[Saved data entries]
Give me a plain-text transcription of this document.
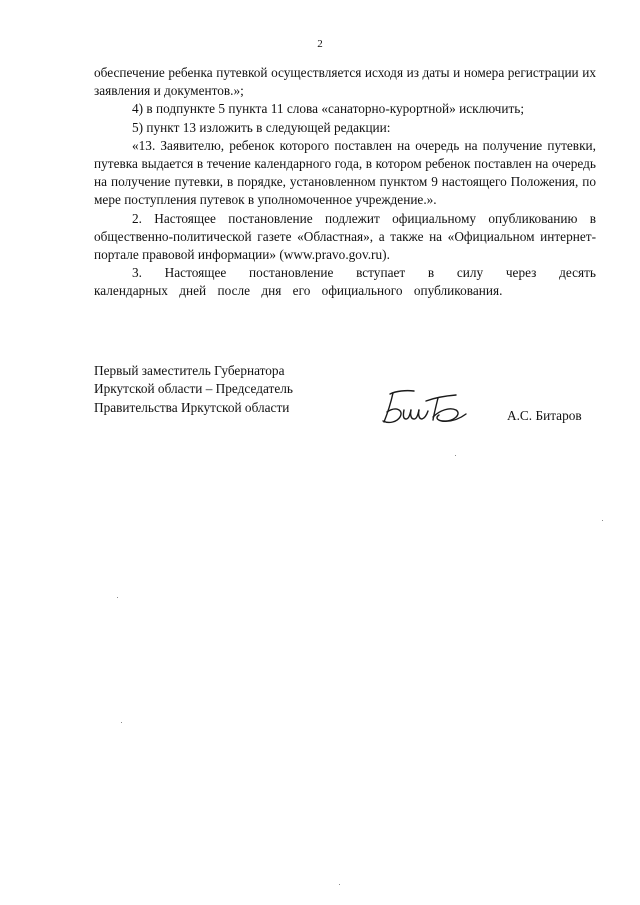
2

обеспечение ребенка путевкой осуществляется исходя из даты и номера регистрации их заявления и документов.»;

4) в подпункте 5 пункта 11 слова «санаторно-курортной» исключить;

5) пункт 13 изложить в следующей редакции:

«13. Заявителю, ребенок которого поставлен на очередь на получение путевки, путевка выдается в течение календарного года, в котором ребенок поставлен на очередь на получение путевки, в порядке, установленном пунктом 9 настоящего Положения, по мере поступления путевок в уполномоченное учреждение.».

2. Настоящее постановление подлежит официальному опубликованию в общественно-политической газете «Областная», а также на «Официальном интернет-портале правовой информации» (www.pravo.gov.ru).

3. Настоящее постановление вступает в силу через десять календарных дней после дня его официального опубликования.

Первый заместитель Губернатора
Иркутской области – Председатель
Правительства Иркутской области
А.С. Битаров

→ WHAT YOU HAVE TO DO
Output an exact copy of the material, with the pictures removed.

→ FINISHED ANSWER
Give me a plain-text transcription of this document.
2

обеспечение ребенка путевкой осуществляется исходя из даты и номера регистрации их заявления и документов.»;

4) в подпункте 5 пункта 11 слова «санаторно-курортной» исключить;

5) пункт 13 изложить в следующей редакции:

«13. Заявителю, ребенок которого поставлен на очередь на получение путевки, путевка выдается в течение календарного года, в котором ребенок поставлен на очередь на получение путевки, в порядке, установленном пунктом 9 настоящего Положения, по мере поступления путевок в уполномоченное учреждение.».

2. Настоящее постановление подлежит официальному опубликованию в общественно-политической газете «Областная», а также на «Официальном интернет-портале правовой информации» (www.pravo.gov.ru).

3. Настоящее постановление вступает в силу через десять календарных дней после дня его официального опубликования.

Первый заместитель Губернатора
Иркутской области – Председатель
Правительства Иркутской области
А.С. Битаров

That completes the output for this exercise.